§ Task: Please write out the complete listing that follows, exactly as it reads.

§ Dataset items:
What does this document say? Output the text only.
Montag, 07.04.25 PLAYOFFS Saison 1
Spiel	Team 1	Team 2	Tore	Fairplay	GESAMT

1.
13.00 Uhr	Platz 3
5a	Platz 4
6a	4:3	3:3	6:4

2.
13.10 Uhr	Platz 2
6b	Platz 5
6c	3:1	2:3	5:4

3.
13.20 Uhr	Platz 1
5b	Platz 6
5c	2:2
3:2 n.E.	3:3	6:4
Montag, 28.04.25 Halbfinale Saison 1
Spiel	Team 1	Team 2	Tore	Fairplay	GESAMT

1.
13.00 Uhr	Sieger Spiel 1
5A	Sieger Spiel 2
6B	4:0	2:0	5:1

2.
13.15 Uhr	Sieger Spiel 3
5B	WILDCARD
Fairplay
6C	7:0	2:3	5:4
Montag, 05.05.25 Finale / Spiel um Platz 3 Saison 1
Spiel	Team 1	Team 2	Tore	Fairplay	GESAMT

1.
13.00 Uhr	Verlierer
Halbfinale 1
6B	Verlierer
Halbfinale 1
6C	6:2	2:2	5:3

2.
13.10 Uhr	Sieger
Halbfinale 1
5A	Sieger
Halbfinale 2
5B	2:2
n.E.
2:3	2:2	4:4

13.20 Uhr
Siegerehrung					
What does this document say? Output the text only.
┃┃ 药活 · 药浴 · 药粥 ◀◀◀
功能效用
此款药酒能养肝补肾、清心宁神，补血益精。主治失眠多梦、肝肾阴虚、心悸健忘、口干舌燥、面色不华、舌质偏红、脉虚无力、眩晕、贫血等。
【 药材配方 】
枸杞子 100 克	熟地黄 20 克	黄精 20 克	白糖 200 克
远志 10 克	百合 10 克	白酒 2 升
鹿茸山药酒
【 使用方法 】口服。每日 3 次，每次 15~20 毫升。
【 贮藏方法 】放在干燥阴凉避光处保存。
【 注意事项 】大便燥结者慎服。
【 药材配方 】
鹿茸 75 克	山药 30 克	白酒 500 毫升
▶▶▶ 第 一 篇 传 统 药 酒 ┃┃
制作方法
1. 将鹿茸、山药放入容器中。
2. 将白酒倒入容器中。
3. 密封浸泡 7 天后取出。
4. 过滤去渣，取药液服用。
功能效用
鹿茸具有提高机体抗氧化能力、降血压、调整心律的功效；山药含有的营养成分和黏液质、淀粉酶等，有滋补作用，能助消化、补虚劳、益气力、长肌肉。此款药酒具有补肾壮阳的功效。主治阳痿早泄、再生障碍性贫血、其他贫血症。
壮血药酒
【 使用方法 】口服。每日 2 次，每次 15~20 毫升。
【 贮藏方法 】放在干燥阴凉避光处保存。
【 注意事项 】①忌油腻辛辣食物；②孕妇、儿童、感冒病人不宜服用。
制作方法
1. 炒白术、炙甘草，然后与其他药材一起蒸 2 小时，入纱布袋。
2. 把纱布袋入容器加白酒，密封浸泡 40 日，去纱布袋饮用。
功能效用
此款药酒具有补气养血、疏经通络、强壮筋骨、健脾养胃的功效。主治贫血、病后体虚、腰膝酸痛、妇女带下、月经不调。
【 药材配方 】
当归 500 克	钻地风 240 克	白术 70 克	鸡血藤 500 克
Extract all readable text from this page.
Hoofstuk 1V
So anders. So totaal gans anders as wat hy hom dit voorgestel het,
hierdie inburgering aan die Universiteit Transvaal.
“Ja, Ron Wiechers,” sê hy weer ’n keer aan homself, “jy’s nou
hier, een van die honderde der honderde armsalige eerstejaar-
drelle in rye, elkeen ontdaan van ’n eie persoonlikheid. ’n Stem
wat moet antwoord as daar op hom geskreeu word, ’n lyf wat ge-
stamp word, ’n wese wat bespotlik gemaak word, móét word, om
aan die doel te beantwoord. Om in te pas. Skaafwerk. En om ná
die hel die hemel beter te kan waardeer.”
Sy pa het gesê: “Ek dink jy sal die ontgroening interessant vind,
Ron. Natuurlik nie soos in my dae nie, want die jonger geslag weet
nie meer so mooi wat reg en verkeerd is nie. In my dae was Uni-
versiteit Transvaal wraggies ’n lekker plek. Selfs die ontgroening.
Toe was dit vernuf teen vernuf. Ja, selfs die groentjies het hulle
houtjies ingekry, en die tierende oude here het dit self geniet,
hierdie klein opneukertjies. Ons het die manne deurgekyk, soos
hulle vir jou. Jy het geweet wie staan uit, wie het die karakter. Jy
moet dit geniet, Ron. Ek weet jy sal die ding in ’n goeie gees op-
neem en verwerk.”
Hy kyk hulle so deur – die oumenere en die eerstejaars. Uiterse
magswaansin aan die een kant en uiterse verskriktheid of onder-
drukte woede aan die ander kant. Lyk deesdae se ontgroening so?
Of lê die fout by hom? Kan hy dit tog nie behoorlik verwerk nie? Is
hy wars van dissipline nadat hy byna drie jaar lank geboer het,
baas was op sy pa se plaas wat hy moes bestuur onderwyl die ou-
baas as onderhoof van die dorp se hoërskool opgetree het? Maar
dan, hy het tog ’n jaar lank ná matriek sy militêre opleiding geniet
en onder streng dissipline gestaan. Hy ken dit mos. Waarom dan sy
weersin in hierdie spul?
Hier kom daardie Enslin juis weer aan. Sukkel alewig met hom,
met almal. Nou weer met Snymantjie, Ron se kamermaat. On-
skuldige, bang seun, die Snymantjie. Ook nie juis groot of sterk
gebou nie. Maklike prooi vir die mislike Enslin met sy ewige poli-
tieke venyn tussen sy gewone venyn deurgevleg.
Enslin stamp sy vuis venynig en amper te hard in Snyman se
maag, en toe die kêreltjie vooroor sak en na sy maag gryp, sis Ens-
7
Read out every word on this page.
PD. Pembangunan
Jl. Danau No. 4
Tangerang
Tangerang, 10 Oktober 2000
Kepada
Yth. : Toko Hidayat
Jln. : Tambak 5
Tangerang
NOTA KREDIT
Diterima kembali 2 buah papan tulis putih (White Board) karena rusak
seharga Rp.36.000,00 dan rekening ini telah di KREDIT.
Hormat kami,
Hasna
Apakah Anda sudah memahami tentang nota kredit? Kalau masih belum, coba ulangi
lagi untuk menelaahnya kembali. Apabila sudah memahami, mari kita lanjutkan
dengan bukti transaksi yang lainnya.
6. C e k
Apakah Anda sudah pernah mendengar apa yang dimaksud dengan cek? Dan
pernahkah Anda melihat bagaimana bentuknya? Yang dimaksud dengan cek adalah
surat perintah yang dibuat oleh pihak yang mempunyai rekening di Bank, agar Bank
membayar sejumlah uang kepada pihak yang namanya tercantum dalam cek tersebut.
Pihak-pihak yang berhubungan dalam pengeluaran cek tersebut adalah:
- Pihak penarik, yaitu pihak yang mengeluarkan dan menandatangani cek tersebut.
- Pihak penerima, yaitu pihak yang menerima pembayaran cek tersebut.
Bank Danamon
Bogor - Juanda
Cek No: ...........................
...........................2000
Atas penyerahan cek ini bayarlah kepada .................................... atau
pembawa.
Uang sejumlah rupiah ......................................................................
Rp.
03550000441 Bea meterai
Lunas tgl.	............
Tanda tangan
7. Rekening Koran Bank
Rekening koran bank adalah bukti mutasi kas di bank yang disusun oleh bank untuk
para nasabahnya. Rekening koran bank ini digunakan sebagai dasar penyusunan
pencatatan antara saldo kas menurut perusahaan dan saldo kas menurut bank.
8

§ Answer in full:
What does this document say? Output the text only.
Montag, 07.04.25 PLAYOFFS Saison 1
Spiel	Team 1	Team 2	Tore	Fairplay	GESAMT

1.
13.00 Uhr	Platz 3
5a	Platz 4
6a	4:3	3:3	6:4

2.
13.10 Uhr	Platz 2
6b	Platz 5
6c	3:1	2:3	5:4

3.
13.20 Uhr	Platz 1
5b	Platz 6
5c	2:2
3:2 n.E.	3:3	6:4
Montag, 28.04.25 Halbfinale Saison 1
Spiel	Team 1	Team 2	Tore	Fairplay	GESAMT

1.
13.00 Uhr	Sieger Spiel 1
5A	Sieger Spiel 2
6B	4:0	2:0	5:1

2.
13.15 Uhr	Sieger Spiel 3
5B	WILDCARD
Fairplay
6C	7:0	2:3	5:4
Montag, 05.05.25 Finale / Spiel um Platz 3 Saison 1
Spiel	Team 1	Team 2	Tore	Fairplay	GESAMT

1.
13.00 Uhr	Verlierer
Halbfinale 1
6B	Verlierer
Halbfinale 1
6C	6:2	2:2	5:3

2.
13.10 Uhr	Sieger
Halbfinale 1
5A	Sieger
Halbfinale 2
5B	2:2
n.E.
2:3	2:2	4:4

13.20 Uhr
Siegerehrung					
What does this document say? Output the text only.
┃┃ 药活 · 药浴 · 药粥 ◀◀◀
功能效用
此款药酒能养肝补肾、清心宁神，补血益精。主治失眠多梦、肝肾阴虚、心悸健忘、口干舌燥、面色不华、舌质偏红、脉虚无力、眩晕、贫血等。
【 药材配方 】
枸杞子 100 克	熟地黄 20 克	黄精 20 克	白糖 200 克
远志 10 克	百合 10 克	白酒 2 升
鹿茸山药酒
【 使用方法 】口服。每日 3 次，每次 15~20 毫升。
【 贮藏方法 】放在干燥阴凉避光处保存。
【 注意事项 】大便燥结者慎服。
【 药材配方 】
鹿茸 75 克	山药 30 克	白酒 500 毫升
▶▶▶ 第 一 篇 传 统 药 酒 ┃┃
制作方法
1. 将鹿茸、山药放入容器中。
2. 将白酒倒入容器中。
3. 密封浸泡 7 天后取出。
4. 过滤去渣，取药液服用。
功能效用
鹿茸具有提高机体抗氧化能力、降血压、调整心律的功效；山药含有的营养成分和黏液质、淀粉酶等，有滋补作用，能助消化、补虚劳、益气力、长肌肉。此款药酒具有补肾壮阳的功效。主治阳痿早泄、再生障碍性贫血、其他贫血症。
壮血药酒
【 使用方法 】口服。每日 2 次，每次 15~20 毫升。
【 贮藏方法 】放在干燥阴凉避光处保存。
【 注意事项 】①忌油腻辛辣食物；②孕妇、儿童、感冒病人不宜服用。
制作方法
1. 炒白术、炙甘草，然后与其他药材一起蒸 2 小时，入纱布袋。
2. 把纱布袋入容器加白酒，密封浸泡 40 日，去纱布袋饮用。
功能效用
此款药酒具有补气养血、疏经通络、强壮筋骨、健脾养胃的功效。主治贫血、病后体虚、腰膝酸痛、妇女带下、月经不调。
【 药材配方 】
当归 500 克	钻地风 240 克	白术 70 克	鸡血藤 500 克
Extract all readable text from this page.
Hoofstuk 1V
So anders. So totaal gans anders as wat hy hom dit voorgestel het,
hierdie inburgering aan die Universiteit Transvaal.
“Ja, Ron Wiechers,” sê hy weer ’n keer aan homself, “jy’s nou
hier, een van die honderde der honderde armsalige eerstejaar-
drelle in rye, elkeen ontdaan van ’n eie persoonlikheid. ’n Stem
wat moet antwoord as daar op hom geskreeu word, ’n lyf wat ge-
stamp word, ’n wese wat bespotlik gemaak word, móét word, om
aan die doel te beantwoord. Om in te pas. Skaafwerk. En om ná
die hel die hemel beter te kan waardeer.”
Sy pa het gesê: “Ek dink jy sal die ontgroening interessant vind,
Ron. Natuurlik nie soos in my dae nie, want die jonger geslag weet
nie meer so mooi wat reg en verkeerd is nie. In my dae was Uni-
versiteit Transvaal wraggies ’n lekker plek. Selfs die ontgroening.
Toe was dit vernuf teen vernuf. Ja, selfs die groentjies het hulle
houtjies ingekry, en die tierende oude here het dit self geniet,
hierdie klein opneukertjies. Ons het die manne deurgekyk, soos
hulle vir jou. Jy het geweet wie staan uit, wie het die karakter. Jy
moet dit geniet, Ron. Ek weet jy sal die ding in ’n goeie gees op-
neem en verwerk.”
Hy kyk hulle so deur – die oumenere en die eerstejaars. Uiterse
magswaansin aan die een kant en uiterse verskriktheid of onder-
drukte woede aan die ander kant. Lyk deesdae se ontgroening so?
Of lê die fout by hom? Kan hy dit tog nie behoorlik verwerk nie? Is
hy wars van dissipline nadat hy byna drie jaar lank geboer het,
baas was op sy pa se plaas wat hy moes bestuur onderwyl die ou-
baas as onderhoof van die dorp se hoërskool opgetree het? Maar
dan, hy het tog ’n jaar lank ná matriek sy militêre opleiding geniet
en onder streng dissipline gestaan. Hy ken dit mos. Waarom dan sy
weersin in hierdie spul?
Hier kom daardie Enslin juis weer aan. Sukkel alewig met hom,
met almal. Nou weer met Snymantjie, Ron se kamermaat. On-
skuldige, bang seun, die Snymantjie. Ook nie juis groot of sterk
gebou nie. Maklike prooi vir die mislike Enslin met sy ewige poli-
tieke venyn tussen sy gewone venyn deurgevleg.
Enslin stamp sy vuis venynig en amper te hard in Snyman se
maag, en toe die kêreltjie vooroor sak en na sy maag gryp, sis Ens-
7
Read out every word on this page.
PD. Pembangunan
Jl. Danau No. 4
Tangerang
Tangerang, 10 Oktober 2000
Kepada
Yth. : Toko Hidayat
Jln. : Tambak 5
Tangerang
NOTA KREDIT
Diterima kembali 2 buah papan tulis putih (White Board) karena rusak
seharga Rp.36.000,00 dan rekening ini telah di KREDIT.
Hormat kami,
Hasna
Apakah Anda sudah memahami tentang nota kredit? Kalau masih belum, coba ulangi
lagi untuk menelaahnya kembali. Apabila sudah memahami, mari kita lanjutkan
dengan bukti transaksi yang lainnya.
6. C e k
Apakah Anda sudah pernah mendengar apa yang dimaksud dengan cek? Dan
pernahkah Anda melihat bagaimana bentuknya? Yang dimaksud dengan cek adalah
surat perintah yang dibuat oleh pihak yang mempunyai rekening di Bank, agar Bank
membayar sejumlah uang kepada pihak yang namanya tercantum dalam cek tersebut.
Pihak-pihak yang berhubungan dalam pengeluaran cek tersebut adalah:
- Pihak penarik, yaitu pihak yang mengeluarkan dan menandatangani cek tersebut.
- Pihak penerima, yaitu pihak yang menerima pembayaran cek tersebut.
Bank Danamon
Bogor - Juanda
Cek No: ...........................
...........................2000
Atas penyerahan cek ini bayarlah kepada .................................... atau
pembawa.
Uang sejumlah rupiah ......................................................................
Rp.
03550000441 Bea meterai
Lunas tgl.	............
Tanda tangan
7. Rekening Koran Bank
Rekening koran bank adalah bukti mutasi kas di bank yang disusun oleh bank untuk
para nasabahnya. Rekening koran bank ini digunakan sebagai dasar penyusunan
pencatatan antara saldo kas menurut perusahaan dan saldo kas menurut bank.
8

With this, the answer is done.